Transcribe every record that appears below, exactly and in full.

==================================================

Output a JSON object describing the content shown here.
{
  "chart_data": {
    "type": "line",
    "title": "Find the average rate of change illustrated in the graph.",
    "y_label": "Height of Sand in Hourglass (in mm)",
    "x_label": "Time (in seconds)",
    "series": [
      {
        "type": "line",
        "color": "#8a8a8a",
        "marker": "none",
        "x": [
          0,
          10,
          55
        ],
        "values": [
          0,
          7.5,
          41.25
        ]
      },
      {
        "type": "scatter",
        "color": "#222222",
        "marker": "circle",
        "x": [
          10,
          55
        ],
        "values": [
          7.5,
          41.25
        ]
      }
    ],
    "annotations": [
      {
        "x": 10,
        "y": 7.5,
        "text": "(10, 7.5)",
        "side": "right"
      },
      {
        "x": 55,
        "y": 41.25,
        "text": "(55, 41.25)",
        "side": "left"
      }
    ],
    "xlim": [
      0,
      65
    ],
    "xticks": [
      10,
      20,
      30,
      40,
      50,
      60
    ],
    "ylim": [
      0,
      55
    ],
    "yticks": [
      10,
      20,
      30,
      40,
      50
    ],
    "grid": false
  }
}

==================================================

> SOLVED EXERCISE
Output a JSON object describing the content shown here.
{
  "chart_data": {
    "type": "line",
    "title": "Find the average rate of change illustrated in the graph.",
    "y_label": "Height of Sand in Hourglass (in mm)",
    "x_label": "Time (in seconds)",
    "series": [
      {
        "type": "line",
        "color": "#8a8a8a",
        "marker": "none",
        "x": [
          0,
          10,
          55
        ],
        "values": [
          0,
          7.5,
          41.25
        ]
      },
      {
        "type": "scatter",
        "color": "#222222",
        "marker": "circle",
        "x": [
          10,
          55
        ],
        "values": [
          7.5,
          41.25
        ]
      }
    ],
    "annotations": [
      {
        "x": 10,
        "y": 7.5,
        "text": "(10, 7.5)",
        "side": "right"
      },
      {
        "x": 55,
        "y": 41.25,
        "text": "(55, 41.25)",
        "side": "left"
      }
    ],
    "xlim": [
      0,
      65
    ],
    "xticks": [
      10,
      20,
      30,
      40,
      50,
      60
    ],
    "ylim": [
      0,
      55
    ],
    "yticks": [
      10,
      20,
      30,
      40,
      50
    ],
    "grid": false
  }
}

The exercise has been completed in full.